• Task statement
Please output the data exactly, minus pictures.

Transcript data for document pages
-=-=-

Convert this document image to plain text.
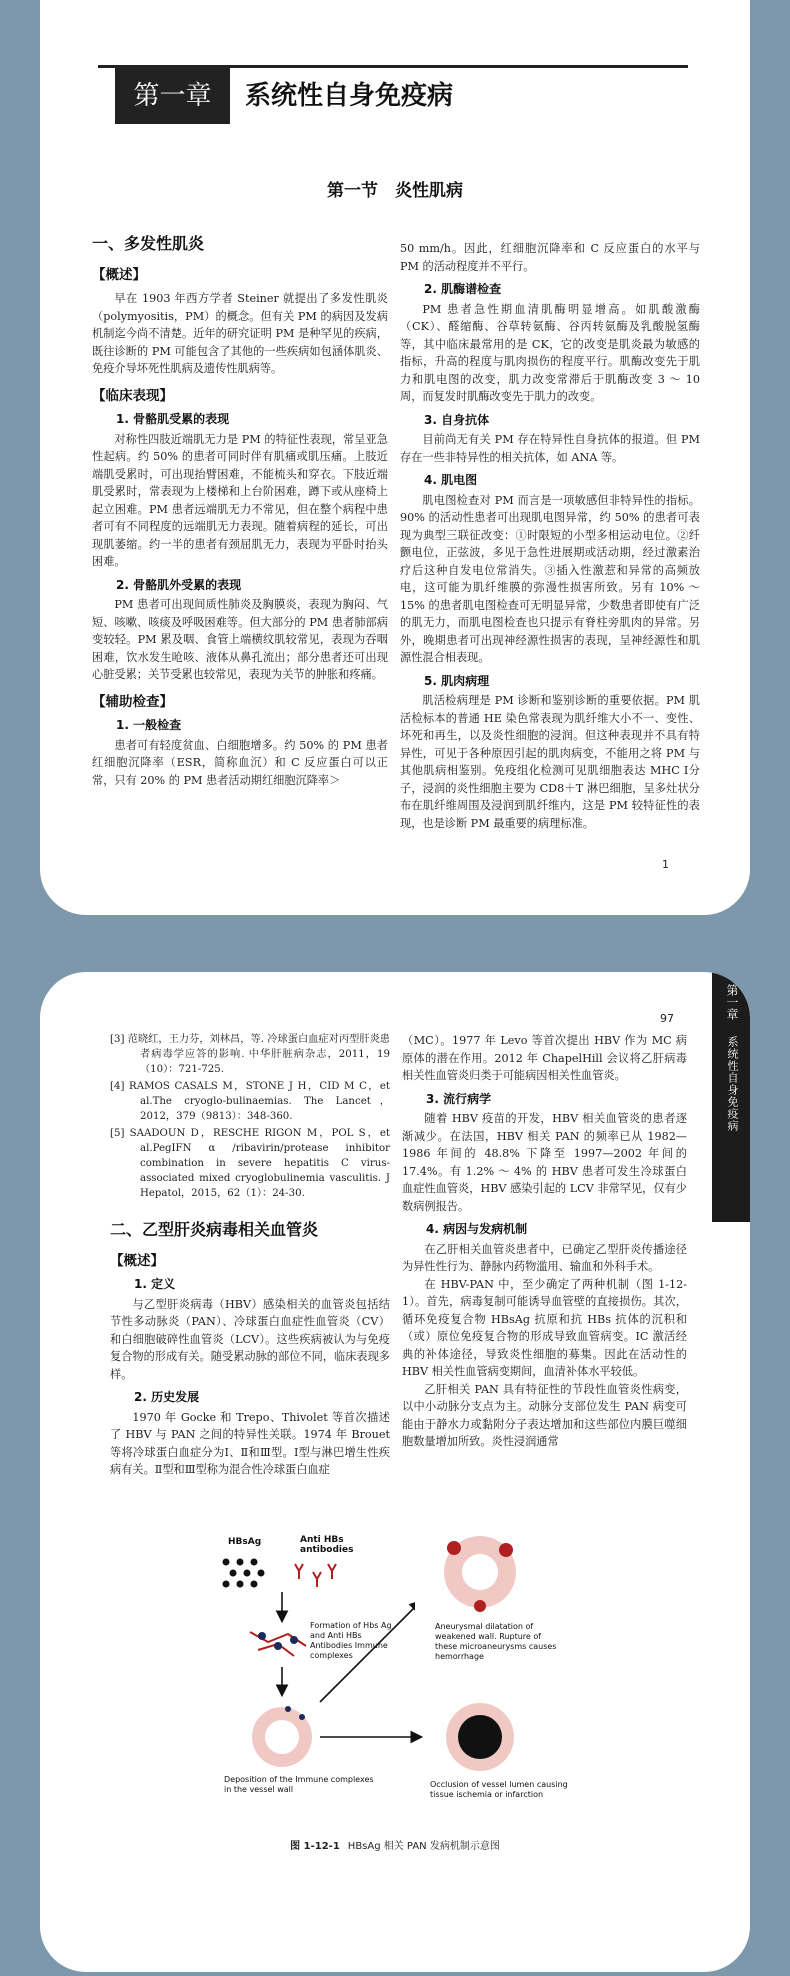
第一章	系统性自身免疫病
第一节　炎性肌病
一、多发性肌炎
【概述】

早在 1903 年西方学者 Steiner 就提出了多发性肌炎（polymyositis，PM）的概念。但有关 PM 的病因及发病机制迄今尚不清楚。近年的研究证明 PM 是种罕见的疾病，既往诊断的 PM 可能包含了其他的一些疾病如包涵体肌炎、免疫介导坏死性肌病及遗传性肌病等。

【临床表现】
1. 骨骼肌受累的表现

对称性四肢近端肌无力是 PM 的特征性表现，常呈亚急性起病。约 50% 的患者可同时伴有肌痛或肌压痛。上肢近端肌受累时，可出现抬臂困难，不能梳头和穿衣。下肢近端肌受累时，常表现为上楼梯和上台阶困难，蹲下或从座椅上起立困难。PM 患者远端肌无力不常见，但在整个病程中患者可有不同程度的远端肌无力表现。随着病程的延长，可出现肌萎缩。约一半的患者有颈屈肌无力，表现为平卧时抬头困难。

2. 骨骼肌外受累的表现

PM 患者可出现间质性肺炎及胸膜炎，表现为胸闷、气短、咳嗽、咳痰及呼吸困难等。但大部分的 PM 患者肺部病变较轻。PM 累及咽、食管上端横纹肌较常见，表现为吞咽困难，饮水发生呛咳、液体从鼻孔流出；部分患者还可出现心脏受累；关节受累也较常见，表现为关节的肿胀和疼痛。

【辅助检查】
1. 一般检查

患者可有轻度贫血、白细胞增多。约 50% 的 PM 患者红细胞沉降率（ESR，简称血沉）和 C 反应蛋白可以正常，只有 20% 的 PM 患者活动期红细胞沉降率＞

50 mm/h。因此，红细胞沉降率和 C 反应蛋白的水平与 PM 的活动程度并不平行。

2. 肌酶谱检查

PM 患者急性期血清肌酶明显增高。如肌酸激酶（CK）、醛缩酶、谷草转氨酶、谷丙转氨酶及乳酸脱氢酶等，其中临床最常用的是 CK，它的改变是肌炎最为敏感的指标，升高的程度与肌肉损伤的程度平行。肌酶改变先于肌力和肌电图的改变，肌力改变常滞后于肌酶改变 3 ～ 10 周，而复发时肌酶改变先于肌力的改变。

3. 自身抗体

目前尚无有关 PM 存在特异性自身抗体的报道。但 PM 存在一些非特异性的相关抗体，如 ANA 等。

4. 肌电图

肌电图检查对 PM 而言是一项敏感但非特异性的指标。90% 的活动性患者可出现肌电图异常，约 50% 的患者可表现为典型三联征改变：①时限短的小型多相运动电位。②纤颤电位，正弦波，多见于急性进展期或活动期，经过激素治疗后这种自发电位常消失。③插入性激惹和异常的高频放电，这可能为肌纤维膜的弥漫性损害所致。另有 10% ～ 15% 的患者肌电图检查可无明显异常，少数患者即使有广泛的肌无力，而肌电图检查也只提示有脊柱旁肌肉的异常。另外，晚期患者可出现神经源性损害的表现，呈神经源性和肌源性混合相表现。

5. 肌肉病理

肌活检病理是 PM 诊断和鉴别诊断的重要依据。PM 肌活检标本的普通 HE 染色常表现为肌纤维大小不一、变性、坏死和再生，以及炎性细胞的浸润。但这种表现并不具有特异性，可见于各种原因引起的肌肉病变，不能用之将 PM 与其他肌病相鉴别。免疫组化检测可见肌细胞表达 MHC Ⅰ分子，浸润的炎性细胞主要为 CD8＋T 淋巴细胞，呈多灶状分布在肌纤维周围及浸润到肌纤维内，这是 PM 较特征性的表现，也是诊断 PM 最重要的病理标准。

1
97	第一章
系统性自身免疫病
[3] 范晓红，王力芬，刘林昌，等. 冷球蛋白血症对丙型肝炎患者病毒学应答的影响. 中华肝脏病杂志，2011，19（10）：721-725.
[4] RAMOS CASALS M，STONE J H，CID M C，et al.The cryoglo-bulinaemias. The Lancet，2012，379（9813）：348-360.
[5] SAADOUN D，RESCHE RIGON M，POL S，et al.PegIFN α /ribavirin/protease inhibitor combination in severe hepatitis C virus-associated mixed cryoglobulinemia vasculitis. J Hepatol，2015，62（1）：24-30.
二、乙型肝炎病毒相关血管炎
【概述】
1. 定义

与乙型肝炎病毒（HBV）感染相关的血管炎包括结节性多动脉炎（PAN）、冷球蛋白血症性血管炎（CV）和白细胞破碎性血管炎（LCV）。这些疾病被认为与免疫复合物的形成有关。随受累动脉的部位不同，临床表现多样。

2. 历史发展

1970 年 Gocke 和 Trepo、Thivolet 等首次描述了 HBV 与 PAN 之间的特异性关联。1974 年 Brouet 等将冷球蛋白血症分为Ⅰ、Ⅱ和Ⅲ型。Ⅰ型与淋巴增生性疾病有关。Ⅱ型和Ⅲ型称为混合性冷球蛋白血症

（MC）。1977 年 Levo 等首次提出 HBV 作为 MC 病原体的潜在作用。2012 年 ChapelHill 会议将乙肝病毒相关性血管炎归类于可能病因相关性血管炎。

3. 流行病学

随着 HBV 疫苗的开发，HBV 相关血管炎的患者逐渐减少。在法国，HBV 相关 PAN 的频率已从 1982—1986 年间的 48.8% 下降至 1997—2002 年间的 17.4%。有 1.2% ～ 4% 的 HBV 患者可发生冷球蛋白血症性血管炎，HBV 感染引起的 LCV 非常罕见，仅有少数病例报告。

4. 病因与发病机制

在乙肝相关血管炎患者中，已确定乙型肝炎传播途径为异性性行为、静脉内药物滥用、输血和外科手术。

在 HBV-PAN 中，至少确定了两种机制（图 1-12-1）。首先，病毒复制可能诱导血管壁的直接损伤。其次，循环免疫复合物 HBsAg 抗原和抗 HBs 抗体的沉积和（或）原位免疫复合物的形成导致血管病变。IC 激活经典的补体途径，导致炎性细胞的募集。因此在活动性的 HBV 相关性血管病变期间，血清补体水平较低。

乙肝相关 PAN 具有特征性的节段性血管炎性病变，以中小动脉分支点为主。动脉分支部位发生 PAN 病变可能由于静水力或黏附分子表达增加和这些部位内膜巨噬细胞数量增加所致。炎性浸润通常

HBsAg	Anti HBs antibodies
Formation of Hbs Ag and Anti HBs Antibodies Immune complexes
Deposition of the Immune complexes in the vessel wall
Aneurysmal dilatation of weakened wall. Rupture of these microaneurysms causes hemorrhage
Occlusion of vessel lumen causing tissue ischemia or infarction
图 1-12-1 HBsAg 相关 PAN 发病机制示意图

-=-=-

• Final answer
Convert this document image to plain text.
第一章	系统性自身免疫病
第一节　炎性肌病
一、多发性肌炎
【概述】

早在 1903 年西方学者 Steiner 就提出了多发性肌炎（polymyositis，PM）的概念。但有关 PM 的病因及发病机制迄今尚不清楚。近年的研究证明 PM 是种罕见的疾病，既往诊断的 PM 可能包含了其他的一些疾病如包涵体肌炎、免疫介导坏死性肌病及遗传性肌病等。

【临床表现】
1. 骨骼肌受累的表现

对称性四肢近端肌无力是 PM 的特征性表现，常呈亚急性起病。约 50% 的患者可同时伴有肌痛或肌压痛。上肢近端肌受累时，可出现抬臂困难，不能梳头和穿衣。下肢近端肌受累时，常表现为上楼梯和上台阶困难，蹲下或从座椅上起立困难。PM 患者远端肌无力不常见，但在整个病程中患者可有不同程度的远端肌无力表现。随着病程的延长，可出现肌萎缩。约一半的患者有颈屈肌无力，表现为平卧时抬头困难。

2. 骨骼肌外受累的表现

PM 患者可出现间质性肺炎及胸膜炎，表现为胸闷、气短、咳嗽、咳痰及呼吸困难等。但大部分的 PM 患者肺部病变较轻。PM 累及咽、食管上端横纹肌较常见，表现为吞咽困难，饮水发生呛咳、液体从鼻孔流出；部分患者还可出现心脏受累；关节受累也较常见，表现为关节的肿胀和疼痛。

【辅助检查】
1. 一般检查

患者可有轻度贫血、白细胞增多。约 50% 的 PM 患者红细胞沉降率（ESR，简称血沉）和 C 反应蛋白可以正常，只有 20% 的 PM 患者活动期红细胞沉降率＞

50 mm/h。因此，红细胞沉降率和 C 反应蛋白的水平与 PM 的活动程度并不平行。

2. 肌酶谱检查

PM 患者急性期血清肌酶明显增高。如肌酸激酶（CK）、醛缩酶、谷草转氨酶、谷丙转氨酶及乳酸脱氢酶等，其中临床最常用的是 CK，它的改变是肌炎最为敏感的指标，升高的程度与肌肉损伤的程度平行。肌酶改变先于肌力和肌电图的改变，肌力改变常滞后于肌酶改变 3 ～ 10 周，而复发时肌酶改变先于肌力的改变。

3. 自身抗体

目前尚无有关 PM 存在特异性自身抗体的报道。但 PM 存在一些非特异性的相关抗体，如 ANA 等。

4. 肌电图

肌电图检查对 PM 而言是一项敏感但非特异性的指标。90% 的活动性患者可出现肌电图异常，约 50% 的患者可表现为典型三联征改变：①时限短的小型多相运动电位。②纤颤电位，正弦波，多见于急性进展期或活动期，经过激素治疗后这种自发电位常消失。③插入性激惹和异常的高频放电，这可能为肌纤维膜的弥漫性损害所致。另有 10% ～ 15% 的患者肌电图检查可无明显异常，少数患者即使有广泛的肌无力，而肌电图检查也只提示有脊柱旁肌肉的异常。另外，晚期患者可出现神经源性损害的表现，呈神经源性和肌源性混合相表现。

5. 肌肉病理

肌活检病理是 PM 诊断和鉴别诊断的重要依据。PM 肌活检标本的普通 HE 染色常表现为肌纤维大小不一、变性、坏死和再生，以及炎性细胞的浸润。但这种表现并不具有特异性，可见于各种原因引起的肌肉病变，不能用之将 PM 与其他肌病相鉴别。免疫组化检测可见肌细胞表达 MHC Ⅰ分子，浸润的炎性细胞主要为 CD8＋T 淋巴细胞，呈多灶状分布在肌纤维周围及浸润到肌纤维内，这是 PM 较特征性的表现，也是诊断 PM 最重要的病理标准。

1
97	第一章
系统性自身免疫病
[3] 范晓红，王力芬，刘林昌，等. 冷球蛋白血症对丙型肝炎患者病毒学应答的影响. 中华肝脏病杂志，2011，19（10）：721-725.
[4] RAMOS CASALS M，STONE J H，CID M C，et al.The cryoglo-bulinaemias. The Lancet，2012，379（9813）：348-360.
[5] SAADOUN D，RESCHE RIGON M，POL S，et al.PegIFN α /ribavirin/protease inhibitor combination in severe hepatitis C virus-associated mixed cryoglobulinemia vasculitis. J Hepatol，2015，62（1）：24-30.
二、乙型肝炎病毒相关血管炎
【概述】
1. 定义

与乙型肝炎病毒（HBV）感染相关的血管炎包括结节性多动脉炎（PAN）、冷球蛋白血症性血管炎（CV）和白细胞破碎性血管炎（LCV）。这些疾病被认为与免疫复合物的形成有关。随受累动脉的部位不同，临床表现多样。

2. 历史发展

1970 年 Gocke 和 Trepo、Thivolet 等首次描述了 HBV 与 PAN 之间的特异性关联。1974 年 Brouet 等将冷球蛋白血症分为Ⅰ、Ⅱ和Ⅲ型。Ⅰ型与淋巴增生性疾病有关。Ⅱ型和Ⅲ型称为混合性冷球蛋白血症

（MC）。1977 年 Levo 等首次提出 HBV 作为 MC 病原体的潜在作用。2012 年 ChapelHill 会议将乙肝病毒相关性血管炎归类于可能病因相关性血管炎。

3. 流行病学

随着 HBV 疫苗的开发，HBV 相关血管炎的患者逐渐减少。在法国，HBV 相关 PAN 的频率已从 1982—1986 年间的 48.8% 下降至 1997—2002 年间的 17.4%。有 1.2% ～ 4% 的 HBV 患者可发生冷球蛋白血症性血管炎，HBV 感染引起的 LCV 非常罕见，仅有少数病例报告。

4. 病因与发病机制

在乙肝相关血管炎患者中，已确定乙型肝炎传播途径为异性性行为、静脉内药物滥用、输血和外科手术。

在 HBV-PAN 中，至少确定了两种机制（图 1-12-1）。首先，病毒复制可能诱导血管壁的直接损伤。其次，循环免疫复合物 HBsAg 抗原和抗 HBs 抗体的沉积和（或）原位免疫复合物的形成导致血管病变。IC 激活经典的补体途径，导致炎性细胞的募集。因此在活动性的 HBV 相关性血管病变期间，血清补体水平较低。

乙肝相关 PAN 具有特征性的节段性血管炎性病变，以中小动脉分支点为主。动脉分支部位发生 PAN 病变可能由于静水力或黏附分子表达增加和这些部位内膜巨噬细胞数量增加所致。炎性浸润通常

HBsAg	Anti HBs antibodies
Formation of Hbs Ag and Anti HBs Antibodies Immune complexes
Deposition of the Immune complexes in the vessel wall
Aneurysmal dilatation of weakened wall. Rupture of these microaneurysms causes hemorrhage
Occlusion of vessel lumen causing tissue ischemia or infarction
图 1-12-1 HBsAg 相关 PAN 发病机制示意图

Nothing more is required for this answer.